── SUPPLIED MATERIAL ──
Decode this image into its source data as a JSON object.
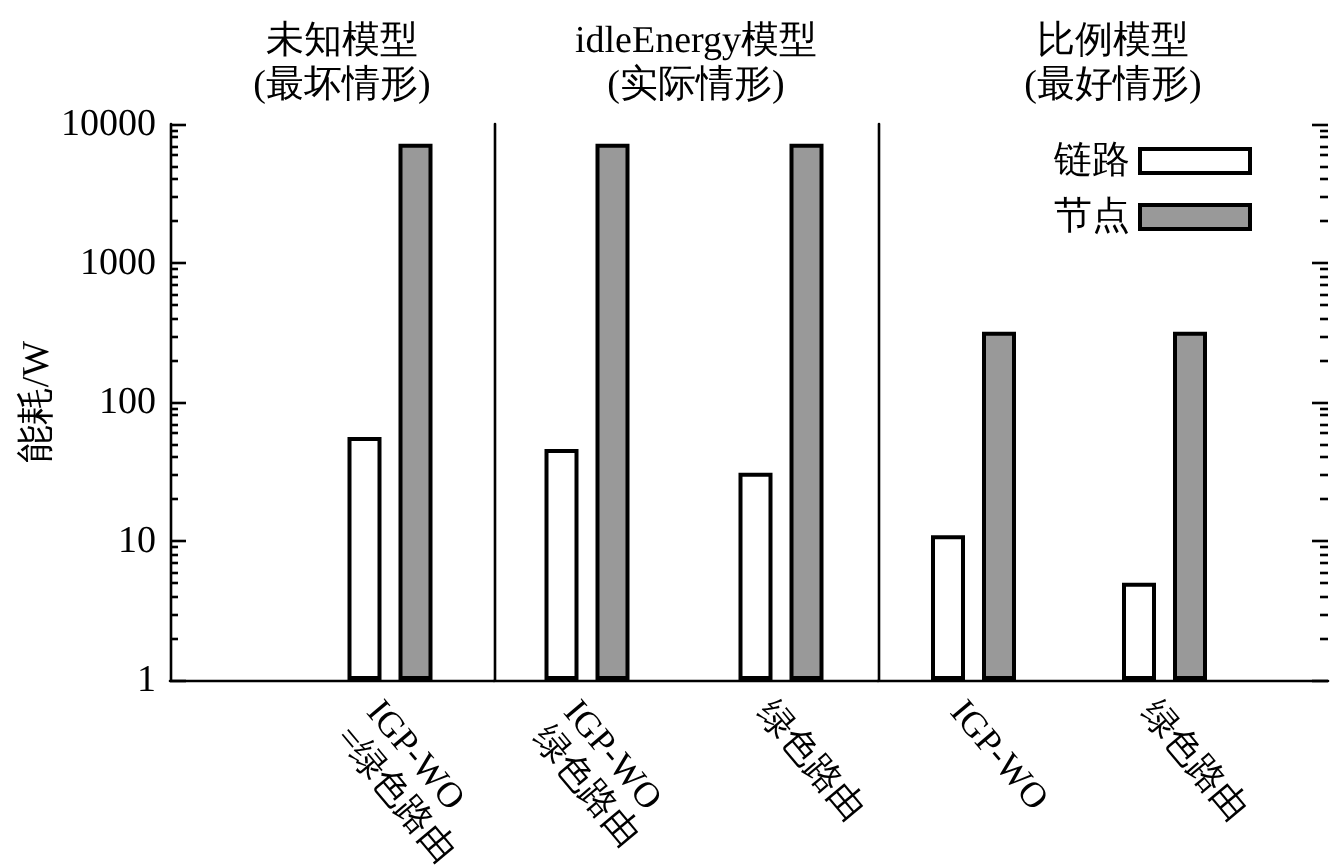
{
  "chart_data": [
    {
      "type": "bar",
      "title": "未知模型",
      "subtitle": "(最坏情形)",
      "ylabel": "能耗/W",
      "categories": [
        "IGP-WO\n=绿色路由"
      ],
      "series": [
        {
          "color": "#ffffff",
          "values": [
            56
          ]
        },
        {
          "color": "#999999",
          "values": [
            7200
          ]
        }
      ],
      "ylim": [
        1,
        10000
      ],
      "yticks": [
        1,
        10,
        100,
        1000,
        10000
      ],
      "log": true
    },
    {
      "type": "bar",
      "title": "idleEnergy模型",
      "subtitle": "(实际情形)",
      "categories": [
        "IGP-WO\n绿色路由",
        "绿色路由"
      ],
      "series": [
        {
          "color": "#ffffff",
          "values": [
            46,
            31
          ]
        },
        {
          "color": "#999999",
          "values": [
            7200,
            7200
          ]
        }
      ],
      "ylim": [
        1,
        10000
      ],
      "yticks": [
        1,
        10,
        100,
        1000,
        10000
      ],
      "log": true,
      "tick_labels": "x"
    },
    {
      "type": "bar",
      "title": "比例模型",
      "subtitle": "(最好情形)",
      "categories": [
        "IGP-WO",
        "绿色路由"
      ],
      "series": [
        {
          "name": "链路",
          "color": "#ffffff",
          "values": [
            11,
            5
          ]
        },
        {
          "name": "节点",
          "color": "#999999",
          "values": [
            320,
            320
          ]
        }
      ],
      "ylim": [
        1,
        10000
      ],
      "yticks": [
        1,
        10,
        100,
        1000,
        10000
      ],
      "log": true,
      "tick_labels": "x",
      "legend": "top right"
    }
  ]
}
───
*YOUR TASK*.
Quote the data exactly, leaving every image out of the copy.

*ANSWER TO THE EXERCISE*.
Decode this image into its source data as a JSON object.
{
  "chart_data": [
    {
      "type": "bar",
      "title": "未知模型",
      "subtitle": "(最坏情形)",
      "ylabel": "能耗/W",
      "categories": [
        "IGP-WO\n=绿色路由"
      ],
      "series": [
        {
          "color": "#ffffff",
          "values": [
            56
          ]
        },
        {
          "color": "#999999",
          "values": [
            7200
          ]
        }
      ],
      "ylim": [
        1,
        10000
      ],
      "yticks": [
        1,
        10,
        100,
        1000,
        10000
      ],
      "log": true
    },
    {
      "type": "bar",
      "title": "idleEnergy模型",
      "subtitle": "(实际情形)",
      "categories": [
        "IGP-WO\n绿色路由",
        "绿色路由"
      ],
      "series": [
        {
          "color": "#ffffff",
          "values": [
            46,
            31
          ]
        },
        {
          "color": "#999999",
          "values": [
            7200,
            7200
          ]
        }
      ],
      "ylim": [
        1,
        10000
      ],
      "yticks": [
        1,
        10,
        100,
        1000,
        10000
      ],
      "log": true,
      "tick_labels": "x"
    },
    {
      "type": "bar",
      "title": "比例模型",
      "subtitle": "(最好情形)",
      "categories": [
        "IGP-WO",
        "绿色路由"
      ],
      "series": [
        {
          "name": "链路",
          "color": "#ffffff",
          "values": [
            11,
            5
          ]
        },
        {
          "name": "节点",
          "color": "#999999",
          "values": [
            320,
            320
          ]
        }
      ],
      "ylim": [
        1,
        10000
      ],
      "yticks": [
        1,
        10,
        100,
        1000,
        10000
      ],
      "log": true,
      "tick_labels": "x",
      "legend": "top right"
    }
  ]
}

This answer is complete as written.